[DIRECTIVE]:
Below are some records. Count the lines with "Building" in them and give nothing but the total.

[Data entries]
***

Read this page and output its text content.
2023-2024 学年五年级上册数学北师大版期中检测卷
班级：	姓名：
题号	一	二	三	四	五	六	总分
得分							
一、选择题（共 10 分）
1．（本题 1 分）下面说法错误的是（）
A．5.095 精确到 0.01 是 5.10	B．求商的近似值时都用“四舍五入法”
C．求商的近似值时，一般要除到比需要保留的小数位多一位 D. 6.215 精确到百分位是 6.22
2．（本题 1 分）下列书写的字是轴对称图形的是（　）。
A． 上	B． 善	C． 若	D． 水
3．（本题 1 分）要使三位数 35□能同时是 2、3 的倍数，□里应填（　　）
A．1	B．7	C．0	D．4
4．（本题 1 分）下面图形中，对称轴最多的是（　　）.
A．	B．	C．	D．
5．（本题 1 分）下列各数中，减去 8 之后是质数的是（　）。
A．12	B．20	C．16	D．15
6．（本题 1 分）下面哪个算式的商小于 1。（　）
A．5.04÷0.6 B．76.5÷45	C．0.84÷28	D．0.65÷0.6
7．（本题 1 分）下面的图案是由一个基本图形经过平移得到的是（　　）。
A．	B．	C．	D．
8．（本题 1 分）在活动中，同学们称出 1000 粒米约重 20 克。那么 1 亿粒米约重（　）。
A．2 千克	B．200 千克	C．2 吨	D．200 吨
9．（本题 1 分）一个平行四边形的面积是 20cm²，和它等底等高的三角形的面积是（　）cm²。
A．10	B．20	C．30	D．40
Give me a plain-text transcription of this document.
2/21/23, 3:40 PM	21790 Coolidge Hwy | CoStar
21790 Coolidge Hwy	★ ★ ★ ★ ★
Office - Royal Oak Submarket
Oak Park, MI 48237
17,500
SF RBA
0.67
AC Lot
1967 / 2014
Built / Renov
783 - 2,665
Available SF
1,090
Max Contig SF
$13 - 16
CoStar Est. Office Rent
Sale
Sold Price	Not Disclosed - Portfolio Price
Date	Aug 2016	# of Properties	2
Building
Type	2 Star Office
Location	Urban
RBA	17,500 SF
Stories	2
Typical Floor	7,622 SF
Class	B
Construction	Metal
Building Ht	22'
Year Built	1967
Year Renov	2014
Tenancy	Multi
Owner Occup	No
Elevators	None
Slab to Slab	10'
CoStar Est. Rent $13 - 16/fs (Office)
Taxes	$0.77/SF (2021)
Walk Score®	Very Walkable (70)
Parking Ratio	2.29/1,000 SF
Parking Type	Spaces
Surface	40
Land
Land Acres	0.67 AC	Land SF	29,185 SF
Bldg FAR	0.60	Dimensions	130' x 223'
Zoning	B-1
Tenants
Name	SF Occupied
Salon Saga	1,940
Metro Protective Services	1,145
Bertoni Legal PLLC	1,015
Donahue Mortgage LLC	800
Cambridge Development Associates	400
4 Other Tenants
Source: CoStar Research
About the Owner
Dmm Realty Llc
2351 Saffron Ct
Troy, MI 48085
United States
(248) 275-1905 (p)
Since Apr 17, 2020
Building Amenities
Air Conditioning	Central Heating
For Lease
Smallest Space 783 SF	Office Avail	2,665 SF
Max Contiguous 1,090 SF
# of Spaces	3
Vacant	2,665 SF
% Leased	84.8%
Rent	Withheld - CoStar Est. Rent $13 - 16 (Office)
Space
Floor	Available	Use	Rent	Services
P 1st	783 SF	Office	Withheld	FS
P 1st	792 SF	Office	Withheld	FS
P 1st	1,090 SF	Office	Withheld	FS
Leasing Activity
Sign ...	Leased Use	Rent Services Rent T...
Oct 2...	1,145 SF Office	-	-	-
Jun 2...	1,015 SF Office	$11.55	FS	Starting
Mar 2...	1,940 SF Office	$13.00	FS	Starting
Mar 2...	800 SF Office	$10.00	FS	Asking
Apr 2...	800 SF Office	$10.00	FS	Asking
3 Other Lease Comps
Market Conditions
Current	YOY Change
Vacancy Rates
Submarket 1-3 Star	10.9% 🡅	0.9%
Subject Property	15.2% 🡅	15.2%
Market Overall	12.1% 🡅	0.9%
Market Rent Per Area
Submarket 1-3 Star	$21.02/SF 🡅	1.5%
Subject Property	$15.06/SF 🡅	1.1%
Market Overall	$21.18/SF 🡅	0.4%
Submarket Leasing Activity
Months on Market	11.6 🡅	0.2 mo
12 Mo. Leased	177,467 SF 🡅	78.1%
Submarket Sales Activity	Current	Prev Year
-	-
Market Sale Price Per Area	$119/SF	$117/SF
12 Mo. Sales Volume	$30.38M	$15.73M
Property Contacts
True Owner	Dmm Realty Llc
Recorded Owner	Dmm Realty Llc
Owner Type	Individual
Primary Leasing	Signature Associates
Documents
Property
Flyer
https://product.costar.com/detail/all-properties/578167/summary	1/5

***

[TASK RESULT]:
3